Go through the entries below and collect each line with the string "Часть" in it.

##### DATA

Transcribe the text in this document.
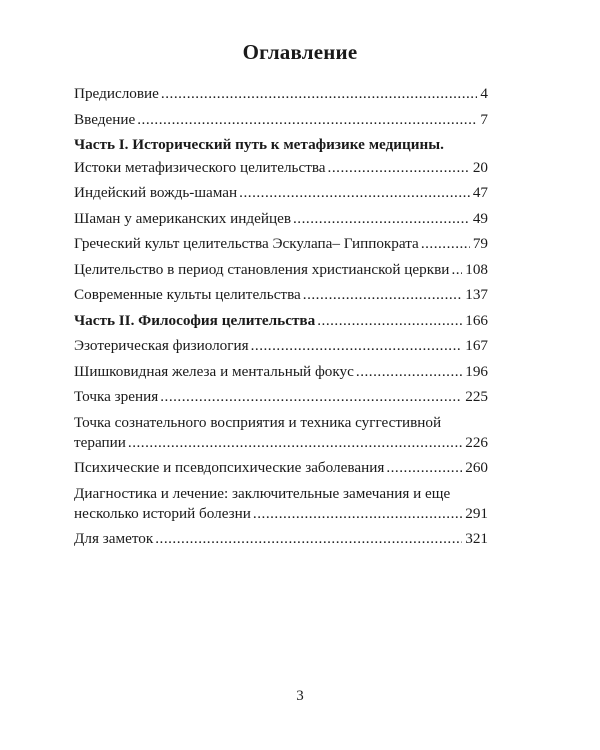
Оглавление
Предисловие .....	4
Введение .....	7
Часть I. Исторический путь к метафизике медицины.
Истоки метафизического целительства .....	20
Индейский вождь-шаман .....	47
Шаман у американских индейцев .....	49
Греческий культ целительства Эскулапа– Гиппократа .....	79
Целительство в период становления христианской церкви ..... 108
Современные культы целительства .....	137
Часть II. Философия целительства .....	166
Эзотерическая физиология .....	167
Шишковидная железа и ментальный фокус .....	196
Точка зрения .....	225
Точка сознательного восприятия и техника суггестивной
терапии .....	226
Психические и псевдопсихические заболевания .....	260
Диагностика и лечение: заключительные замечания и еще
несколько историй болезни .....	291
Для заметок .....	321
3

##########

WRITTEN ANSWER:
Часть I. Исторический путь к метафизике медицины.
Часть II. Философия целительства .....	166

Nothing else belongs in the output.